* **REQUIREMENTS**:
Tally the lines holding the string "Repeat" and reply with that number alone.

* **ENTRIES SUPPLIED**:

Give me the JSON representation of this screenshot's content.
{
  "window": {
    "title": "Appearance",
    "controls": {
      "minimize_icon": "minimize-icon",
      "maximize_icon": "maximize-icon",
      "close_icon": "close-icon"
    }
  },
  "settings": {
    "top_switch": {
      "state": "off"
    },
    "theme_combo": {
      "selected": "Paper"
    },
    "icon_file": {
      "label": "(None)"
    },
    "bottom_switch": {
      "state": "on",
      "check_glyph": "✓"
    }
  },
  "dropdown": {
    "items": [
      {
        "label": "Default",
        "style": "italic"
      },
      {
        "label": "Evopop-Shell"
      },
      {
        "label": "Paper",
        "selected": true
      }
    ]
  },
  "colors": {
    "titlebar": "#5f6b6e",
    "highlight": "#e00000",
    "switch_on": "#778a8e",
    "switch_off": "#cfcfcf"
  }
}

...

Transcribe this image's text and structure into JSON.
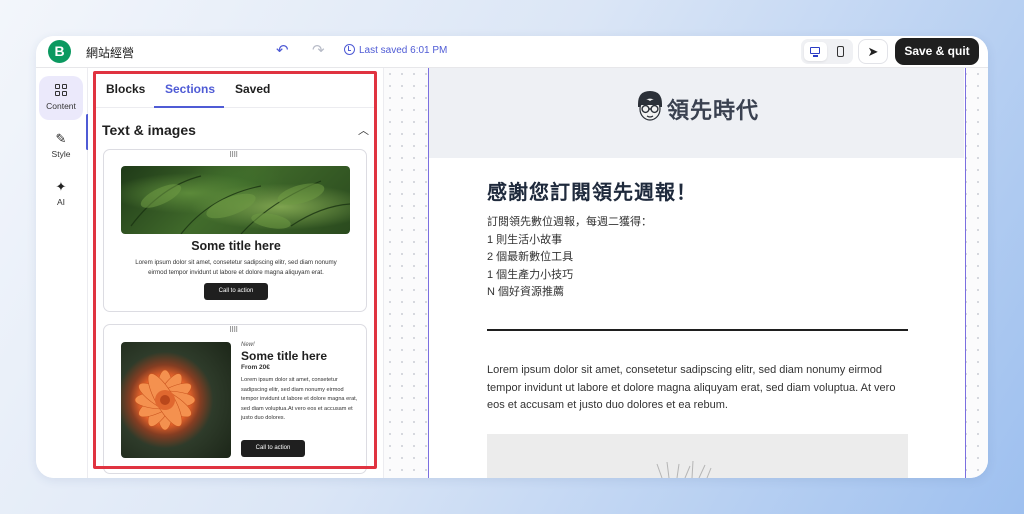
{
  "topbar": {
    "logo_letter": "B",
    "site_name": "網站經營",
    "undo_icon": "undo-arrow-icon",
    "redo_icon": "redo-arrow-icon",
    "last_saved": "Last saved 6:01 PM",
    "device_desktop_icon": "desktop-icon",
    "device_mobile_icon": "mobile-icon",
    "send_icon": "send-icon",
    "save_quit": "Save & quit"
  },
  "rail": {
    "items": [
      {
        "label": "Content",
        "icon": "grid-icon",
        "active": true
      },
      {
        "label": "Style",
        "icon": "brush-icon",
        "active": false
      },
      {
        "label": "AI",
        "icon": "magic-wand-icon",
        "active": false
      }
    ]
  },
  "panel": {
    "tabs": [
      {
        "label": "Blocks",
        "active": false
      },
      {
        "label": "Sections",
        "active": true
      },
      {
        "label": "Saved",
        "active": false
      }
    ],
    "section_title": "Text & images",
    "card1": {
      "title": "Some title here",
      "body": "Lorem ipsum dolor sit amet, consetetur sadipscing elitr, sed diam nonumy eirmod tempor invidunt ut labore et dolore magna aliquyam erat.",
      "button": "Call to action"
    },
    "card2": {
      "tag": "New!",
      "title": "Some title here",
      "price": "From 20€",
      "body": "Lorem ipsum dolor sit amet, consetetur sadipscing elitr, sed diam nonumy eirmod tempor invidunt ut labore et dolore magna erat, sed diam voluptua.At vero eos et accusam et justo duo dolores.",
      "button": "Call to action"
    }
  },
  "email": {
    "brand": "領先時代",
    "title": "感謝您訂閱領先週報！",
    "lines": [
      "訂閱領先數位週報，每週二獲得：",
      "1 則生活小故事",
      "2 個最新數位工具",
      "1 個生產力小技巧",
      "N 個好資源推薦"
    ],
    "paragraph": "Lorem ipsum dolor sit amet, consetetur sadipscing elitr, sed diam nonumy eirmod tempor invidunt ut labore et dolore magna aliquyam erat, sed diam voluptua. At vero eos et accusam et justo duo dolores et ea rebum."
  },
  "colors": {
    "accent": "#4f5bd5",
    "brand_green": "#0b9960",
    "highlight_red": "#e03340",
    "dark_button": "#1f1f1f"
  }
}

---

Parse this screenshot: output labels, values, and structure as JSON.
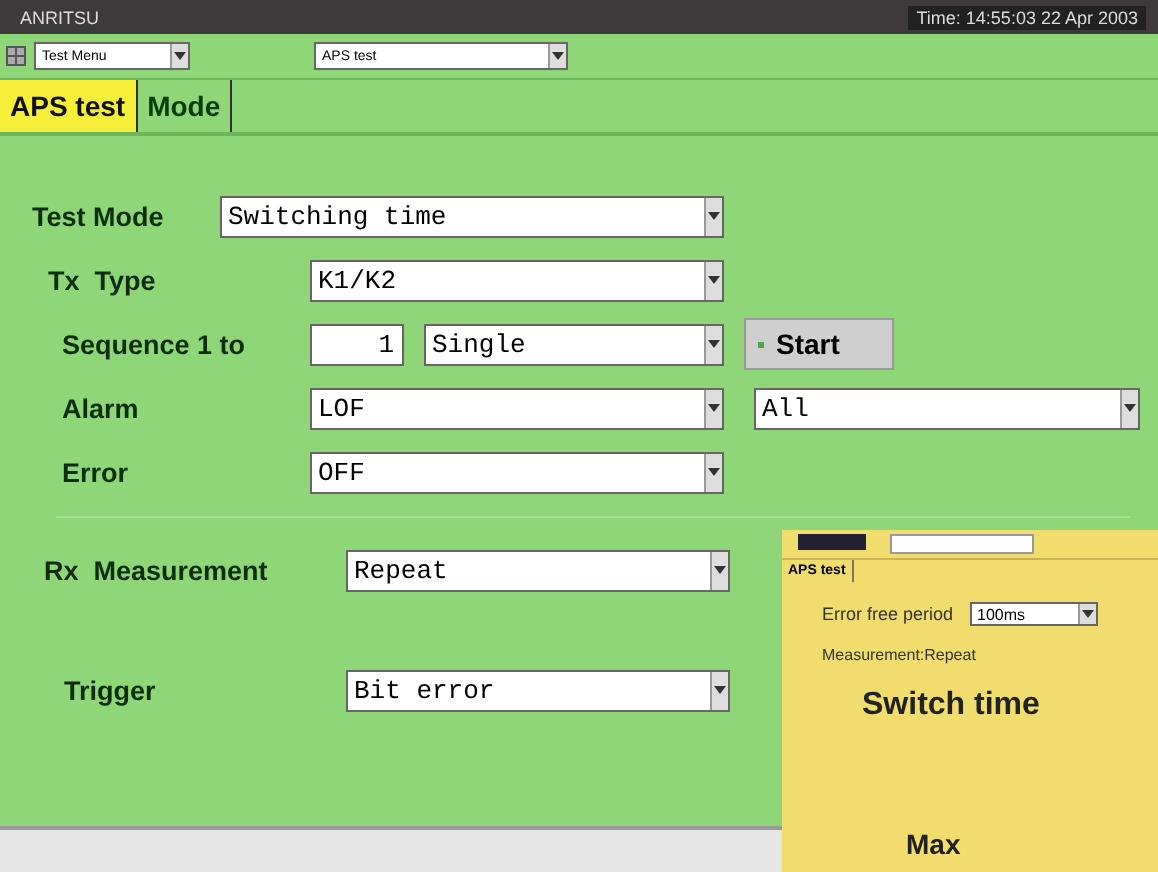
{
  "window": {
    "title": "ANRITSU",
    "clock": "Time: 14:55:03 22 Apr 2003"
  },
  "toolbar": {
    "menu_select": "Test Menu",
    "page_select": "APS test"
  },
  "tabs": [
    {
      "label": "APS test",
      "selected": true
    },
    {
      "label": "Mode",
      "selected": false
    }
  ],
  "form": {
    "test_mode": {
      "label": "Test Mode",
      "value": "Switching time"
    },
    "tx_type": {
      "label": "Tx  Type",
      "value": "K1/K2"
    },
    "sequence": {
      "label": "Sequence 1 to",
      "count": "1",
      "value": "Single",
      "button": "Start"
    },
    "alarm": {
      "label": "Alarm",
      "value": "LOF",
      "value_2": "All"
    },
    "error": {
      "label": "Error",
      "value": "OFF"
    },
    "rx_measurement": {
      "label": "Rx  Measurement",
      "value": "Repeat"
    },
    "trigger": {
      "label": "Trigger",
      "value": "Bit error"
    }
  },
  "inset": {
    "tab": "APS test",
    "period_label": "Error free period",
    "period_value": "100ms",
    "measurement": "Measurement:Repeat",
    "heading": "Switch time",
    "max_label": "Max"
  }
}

* **RESULT OF THE TASK**:
2